:: SHORT PROBLEM ::
Identify each line below containing the string "спортивной" and copy it.

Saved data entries
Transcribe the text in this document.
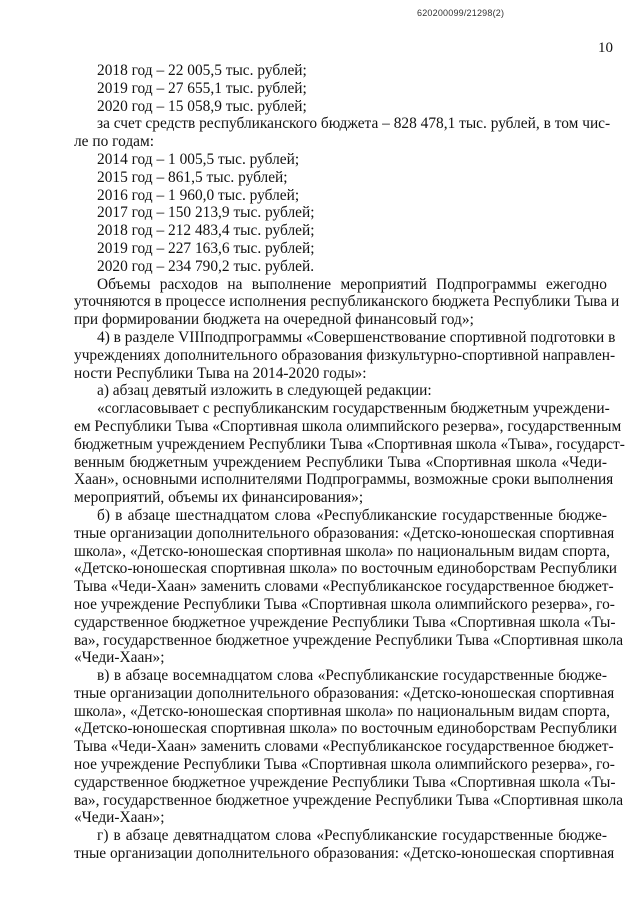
620200099/21298(2)
10
2018 год – 22 005,5 тыс. рублей;
2019 год – 27 655,1 тыс. рублей;
2020 год – 15 058,9 тыс. рублей;
за счет средств республиканского бюджета – 828 478,1 тыс. рублей, в том чис-
ле по годам:
2014 год – 1 005,5 тыс. рублей;
2015 год – 861,5 тыс. рублей;
2016 год – 1 960,0 тыс. рублей;
2017 год – 150 213,9 тыс. рублей;
2018 год – 212 483,4 тыс. рублей;
2019 год – 227 163,6 тыс. рублей;
2020 год – 234 790,2 тыс. рублей.
Объемы расходов на выполнение мероприятий Подпрограммы ежегодно
уточняются в процессе исполнения республиканского бюджета Республики Тыва и
при формировании бюджета на очередной финансовый год»;
4) в разделе VIIIподпрограммы «Совершенствование спортивной подготовки в
учреждениях дополнительного образования физкультурно-спортивной направлен-
ности Республики Тыва на 2014-2020 годы»:
а) абзац девятый изложить в следующей редакции:
«согласовывает с республиканским государственным бюджетным учреждени-
ем Республики Тыва «Спортивная школа олимпийского резерва», государственным
бюджетным учреждением Республики Тыва «Спортивная школа «Тыва», государст-
венным бюджетным учреждением Республики Тыва «Спортивная школа «Чеди-
Хаан», основными исполнителями Подпрограммы, возможные сроки выполнения
мероприятий, объемы их финансирования»;
б) в абзаце шестнадцатом слова «Республиканские государственные бюдже-
тные организации дополнительного образования: «Детско-юношеская спортивная
школа», «Детско-юношеская спортивная школа» по национальным видам спорта,
«Детско-юношеская спортивная школа» по восточным единоборствам Республики
Тыва «Чеди-Хаан» заменить словами «Республиканское государственное бюджет-
ное учреждение Республики Тыва «Спортивная школа олимпийского резерва», го-
сударственное бюджетное учреждение Республики Тыва «Спортивная школа «Ты-
ва», государственное бюджетное учреждение Республики Тыва «Спортивная школа
«Чеди-Хаан»;
в) в абзаце восемнадцатом слова «Республиканские государственные бюдже-
тные организации дополнительного образования: «Детско-юношеская спортивная
школа», «Детско-юношеская спортивная школа» по национальным видам спорта,
«Детско-юношеская спортивная школа» по восточным единоборствам Республики
Тыва «Чеди-Хаан» заменить словами «Республиканское государственное бюджет-
ное учреждение Республики Тыва «Спортивная школа олимпийского резерва», го-
сударственное бюджетное учреждение Республики Тыва «Спортивная школа «Ты-
ва», государственное бюджетное учреждение Республики Тыва «Спортивная школа
«Чеди-Хаан»;
г) в абзаце девятнадцатом слова «Республиканские государственные бюдже-
тные организации дополнительного образования: «Детско-юношеская спортивная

:: SOLUTION TO THIS PROBLEM ::
4) в разделе VIIIподпрограммы «Совершенствование спортивной подготовки в
учреждениях дополнительного образования физкультурно-спортивной направлен-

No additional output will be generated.